> _WHAT YOU ARE ASKED TO DO_
Select the lines that hold the word "соответствии" and copy each one.

> _RECORDS FOR THIS EXERCISE_
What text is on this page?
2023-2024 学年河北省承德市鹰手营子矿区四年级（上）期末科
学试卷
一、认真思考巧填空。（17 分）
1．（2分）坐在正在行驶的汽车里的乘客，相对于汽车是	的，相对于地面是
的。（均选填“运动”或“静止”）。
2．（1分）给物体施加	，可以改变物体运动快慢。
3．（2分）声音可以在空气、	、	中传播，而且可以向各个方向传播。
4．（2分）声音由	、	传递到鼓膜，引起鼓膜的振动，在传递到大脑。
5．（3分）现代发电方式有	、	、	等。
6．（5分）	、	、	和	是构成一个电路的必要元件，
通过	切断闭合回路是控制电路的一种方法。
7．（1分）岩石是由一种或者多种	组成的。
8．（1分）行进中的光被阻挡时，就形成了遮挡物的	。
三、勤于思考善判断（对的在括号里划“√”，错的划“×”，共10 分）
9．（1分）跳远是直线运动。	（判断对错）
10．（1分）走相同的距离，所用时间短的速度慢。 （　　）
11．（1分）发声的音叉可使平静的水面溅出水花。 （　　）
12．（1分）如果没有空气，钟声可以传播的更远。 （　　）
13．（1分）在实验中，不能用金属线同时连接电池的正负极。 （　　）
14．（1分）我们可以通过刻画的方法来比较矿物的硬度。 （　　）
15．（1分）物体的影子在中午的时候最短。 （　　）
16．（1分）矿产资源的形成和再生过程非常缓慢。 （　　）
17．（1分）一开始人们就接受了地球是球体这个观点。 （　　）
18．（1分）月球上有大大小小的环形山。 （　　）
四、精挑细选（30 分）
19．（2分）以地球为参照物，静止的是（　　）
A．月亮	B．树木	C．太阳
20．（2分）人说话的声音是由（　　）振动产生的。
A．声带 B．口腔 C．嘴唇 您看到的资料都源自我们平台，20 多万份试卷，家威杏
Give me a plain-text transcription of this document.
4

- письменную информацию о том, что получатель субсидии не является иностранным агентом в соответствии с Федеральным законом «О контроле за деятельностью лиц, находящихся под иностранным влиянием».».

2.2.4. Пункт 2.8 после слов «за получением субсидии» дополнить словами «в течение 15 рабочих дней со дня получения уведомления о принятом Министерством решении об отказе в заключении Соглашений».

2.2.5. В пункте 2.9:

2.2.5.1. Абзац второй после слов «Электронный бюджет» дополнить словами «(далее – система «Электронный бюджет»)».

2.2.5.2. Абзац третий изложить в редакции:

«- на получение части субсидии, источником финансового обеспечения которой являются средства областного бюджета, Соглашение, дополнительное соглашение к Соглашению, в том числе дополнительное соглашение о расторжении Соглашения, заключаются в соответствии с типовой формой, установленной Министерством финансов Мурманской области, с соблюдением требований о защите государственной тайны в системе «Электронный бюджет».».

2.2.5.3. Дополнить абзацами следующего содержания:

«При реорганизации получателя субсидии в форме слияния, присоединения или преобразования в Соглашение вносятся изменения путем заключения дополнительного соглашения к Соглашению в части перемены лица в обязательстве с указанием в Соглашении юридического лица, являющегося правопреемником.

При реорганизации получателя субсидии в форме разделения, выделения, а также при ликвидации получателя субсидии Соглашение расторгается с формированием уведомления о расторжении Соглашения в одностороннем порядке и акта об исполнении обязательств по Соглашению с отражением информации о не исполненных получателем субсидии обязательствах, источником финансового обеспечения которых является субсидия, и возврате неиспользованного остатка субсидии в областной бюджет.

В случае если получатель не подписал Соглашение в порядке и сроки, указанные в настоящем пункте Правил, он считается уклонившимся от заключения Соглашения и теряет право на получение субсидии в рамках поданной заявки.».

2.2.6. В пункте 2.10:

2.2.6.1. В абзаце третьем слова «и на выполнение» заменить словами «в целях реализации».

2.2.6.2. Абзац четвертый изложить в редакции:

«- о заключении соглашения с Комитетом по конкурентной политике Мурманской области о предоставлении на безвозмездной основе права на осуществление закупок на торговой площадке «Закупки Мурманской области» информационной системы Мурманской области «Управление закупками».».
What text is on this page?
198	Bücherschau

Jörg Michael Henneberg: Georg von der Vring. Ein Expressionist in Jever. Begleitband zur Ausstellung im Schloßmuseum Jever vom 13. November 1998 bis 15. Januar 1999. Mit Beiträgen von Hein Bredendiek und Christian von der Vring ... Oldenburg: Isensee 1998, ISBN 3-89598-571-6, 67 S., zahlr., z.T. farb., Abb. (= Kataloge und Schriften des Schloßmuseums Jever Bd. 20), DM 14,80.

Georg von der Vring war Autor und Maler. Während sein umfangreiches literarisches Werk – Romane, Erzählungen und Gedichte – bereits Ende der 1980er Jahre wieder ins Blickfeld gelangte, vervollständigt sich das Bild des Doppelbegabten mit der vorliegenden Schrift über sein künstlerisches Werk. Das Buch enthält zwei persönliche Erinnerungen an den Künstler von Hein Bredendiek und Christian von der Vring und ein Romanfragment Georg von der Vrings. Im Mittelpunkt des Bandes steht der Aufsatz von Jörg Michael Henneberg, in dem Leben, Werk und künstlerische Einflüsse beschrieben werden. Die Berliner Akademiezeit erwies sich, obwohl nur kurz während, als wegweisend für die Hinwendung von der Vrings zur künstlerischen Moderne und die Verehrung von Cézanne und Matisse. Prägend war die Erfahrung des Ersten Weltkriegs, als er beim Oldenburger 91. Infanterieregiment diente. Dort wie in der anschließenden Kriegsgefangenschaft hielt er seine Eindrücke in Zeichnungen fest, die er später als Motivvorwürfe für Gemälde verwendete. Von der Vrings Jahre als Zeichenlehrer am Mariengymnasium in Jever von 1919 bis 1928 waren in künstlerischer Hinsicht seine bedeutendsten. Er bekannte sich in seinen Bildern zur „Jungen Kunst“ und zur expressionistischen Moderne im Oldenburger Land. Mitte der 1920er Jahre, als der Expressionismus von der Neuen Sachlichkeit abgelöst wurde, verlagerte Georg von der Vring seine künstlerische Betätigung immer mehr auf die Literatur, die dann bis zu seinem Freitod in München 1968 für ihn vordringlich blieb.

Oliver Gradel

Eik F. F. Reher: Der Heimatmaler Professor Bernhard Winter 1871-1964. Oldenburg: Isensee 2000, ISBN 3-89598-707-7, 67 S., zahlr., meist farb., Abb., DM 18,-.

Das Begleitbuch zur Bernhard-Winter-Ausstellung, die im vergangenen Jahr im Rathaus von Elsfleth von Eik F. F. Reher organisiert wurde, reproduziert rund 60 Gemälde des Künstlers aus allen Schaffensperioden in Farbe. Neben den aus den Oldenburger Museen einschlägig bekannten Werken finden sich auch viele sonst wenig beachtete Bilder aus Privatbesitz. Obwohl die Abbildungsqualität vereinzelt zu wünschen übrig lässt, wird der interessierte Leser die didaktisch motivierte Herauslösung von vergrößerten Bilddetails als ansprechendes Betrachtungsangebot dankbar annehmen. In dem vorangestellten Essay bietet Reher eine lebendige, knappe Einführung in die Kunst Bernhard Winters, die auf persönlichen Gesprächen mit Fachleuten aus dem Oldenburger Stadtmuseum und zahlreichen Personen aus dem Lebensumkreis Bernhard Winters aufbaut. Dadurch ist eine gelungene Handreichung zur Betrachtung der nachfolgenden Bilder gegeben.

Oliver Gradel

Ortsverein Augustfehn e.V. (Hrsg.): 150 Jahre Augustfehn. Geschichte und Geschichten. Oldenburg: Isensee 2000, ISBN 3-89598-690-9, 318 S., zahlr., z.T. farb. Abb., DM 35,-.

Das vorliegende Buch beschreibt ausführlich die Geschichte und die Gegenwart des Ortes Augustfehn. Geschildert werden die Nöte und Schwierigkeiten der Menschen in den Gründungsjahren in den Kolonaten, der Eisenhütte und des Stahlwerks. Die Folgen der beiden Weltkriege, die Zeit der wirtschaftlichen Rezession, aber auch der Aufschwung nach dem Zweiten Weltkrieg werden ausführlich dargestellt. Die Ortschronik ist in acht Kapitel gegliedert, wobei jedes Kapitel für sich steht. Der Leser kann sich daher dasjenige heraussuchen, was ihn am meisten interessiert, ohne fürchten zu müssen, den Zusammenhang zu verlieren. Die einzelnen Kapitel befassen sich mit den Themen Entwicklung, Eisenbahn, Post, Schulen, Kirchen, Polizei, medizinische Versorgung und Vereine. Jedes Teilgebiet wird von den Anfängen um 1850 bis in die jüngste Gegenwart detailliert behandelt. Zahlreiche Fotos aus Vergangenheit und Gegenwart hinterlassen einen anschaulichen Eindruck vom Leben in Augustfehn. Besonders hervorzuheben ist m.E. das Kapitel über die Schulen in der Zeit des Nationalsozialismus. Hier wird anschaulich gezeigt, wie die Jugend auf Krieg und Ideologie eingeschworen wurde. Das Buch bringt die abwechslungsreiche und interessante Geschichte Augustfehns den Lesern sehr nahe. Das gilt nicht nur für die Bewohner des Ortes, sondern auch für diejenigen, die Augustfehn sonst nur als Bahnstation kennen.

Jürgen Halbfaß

> _RESULT FOR THIS TASK_
- письменную информацию о том, что получатель субсидии не является иностранным агентом в соответствии с Федеральным законом «О контроле за деятельностью лиц, находящихся под иностранным влиянием».».
«- на получение части субсидии, источником финансового обеспечения которой являются средства областного бюджета, Соглашение, дополнительное соглашение к Соглашению, в том числе дополнительное соглашение о расторжении Соглашения, заключаются в соответствии с типовой формой, установленной Министерством финансов Мурманской области, с соблюдением требований о защите государственной тайны в системе «Электронный бюджет».».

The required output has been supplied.